The records:
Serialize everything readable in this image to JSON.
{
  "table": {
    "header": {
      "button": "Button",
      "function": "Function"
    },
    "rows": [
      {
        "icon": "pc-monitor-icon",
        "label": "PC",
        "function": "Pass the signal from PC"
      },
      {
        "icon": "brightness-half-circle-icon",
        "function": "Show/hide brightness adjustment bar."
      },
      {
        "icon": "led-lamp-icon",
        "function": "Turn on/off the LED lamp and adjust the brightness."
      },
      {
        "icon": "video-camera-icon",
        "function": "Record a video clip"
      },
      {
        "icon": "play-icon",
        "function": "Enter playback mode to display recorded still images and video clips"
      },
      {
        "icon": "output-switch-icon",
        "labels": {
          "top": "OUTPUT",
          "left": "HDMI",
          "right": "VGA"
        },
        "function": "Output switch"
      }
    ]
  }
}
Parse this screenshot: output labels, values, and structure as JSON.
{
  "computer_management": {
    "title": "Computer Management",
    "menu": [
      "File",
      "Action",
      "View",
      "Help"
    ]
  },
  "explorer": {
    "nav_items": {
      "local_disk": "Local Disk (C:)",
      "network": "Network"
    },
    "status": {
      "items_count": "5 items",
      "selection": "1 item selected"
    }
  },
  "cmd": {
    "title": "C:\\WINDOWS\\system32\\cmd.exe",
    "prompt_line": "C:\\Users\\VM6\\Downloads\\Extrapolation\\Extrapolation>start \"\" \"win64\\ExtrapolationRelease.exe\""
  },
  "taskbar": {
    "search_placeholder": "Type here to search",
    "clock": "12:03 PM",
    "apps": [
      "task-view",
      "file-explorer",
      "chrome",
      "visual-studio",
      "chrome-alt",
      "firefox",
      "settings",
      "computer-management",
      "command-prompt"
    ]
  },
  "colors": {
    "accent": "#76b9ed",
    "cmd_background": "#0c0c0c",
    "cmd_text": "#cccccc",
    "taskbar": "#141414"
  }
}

Requirements: Please quote every record above exactly as it appears.

Worked answer:
Serialize everything readable in this image to JSON.
{
  "table": {
    "header": {
      "button": "Button",
      "function": "Function"
    },
    "rows": [
      {
        "icon": "pc-monitor-icon",
        "label": "PC",
        "function": "Pass the signal from PC"
      },
      {
        "icon": "brightness-half-circle-icon",
        "function": "Show/hide brightness adjustment bar."
      },
      {
        "icon": "led-lamp-icon",
        "function": "Turn on/off the LED lamp and adjust the brightness."
      },
      {
        "icon": "video-camera-icon",
        "function": "Record a video clip"
      },
      {
        "icon": "play-icon",
        "function": "Enter playback mode to display recorded still images and video clips"
      },
      {
        "icon": "output-switch-icon",
        "labels": {
          "top": "OUTPUT",
          "left": "HDMI",
          "right": "VGA"
        },
        "function": "Output switch"
      }
    ]
  }
}
Parse this screenshot: output labels, values, and structure as JSON.
{
  "computer_management": {
    "title": "Computer Management",
    "menu": [
      "File",
      "Action",
      "View",
      "Help"
    ]
  },
  "explorer": {
    "nav_items": {
      "local_disk": "Local Disk (C:)",
      "network": "Network"
    },
    "status": {
      "items_count": "5 items",
      "selection": "1 item selected"
    }
  },
  "cmd": {
    "title": "C:\\WINDOWS\\system32\\cmd.exe",
    "prompt_line": "C:\\Users\\VM6\\Downloads\\Extrapolation\\Extrapolation>start \"\" \"win64\\ExtrapolationRelease.exe\""
  },
  "taskbar": {
    "search_placeholder": "Type here to search",
    "clock": "12:03 PM",
    "apps": [
      "task-view",
      "file-explorer",
      "chrome",
      "visual-studio",
      "chrome-alt",
      "firefox",
      "settings",
      "computer-management",
      "command-prompt"
    ]
  },
  "colors": {
    "accent": "#76b9ed",
    "cmd_background": "#0c0c0c",
    "cmd_text": "#cccccc",
    "taskbar": "#141414"
  }
}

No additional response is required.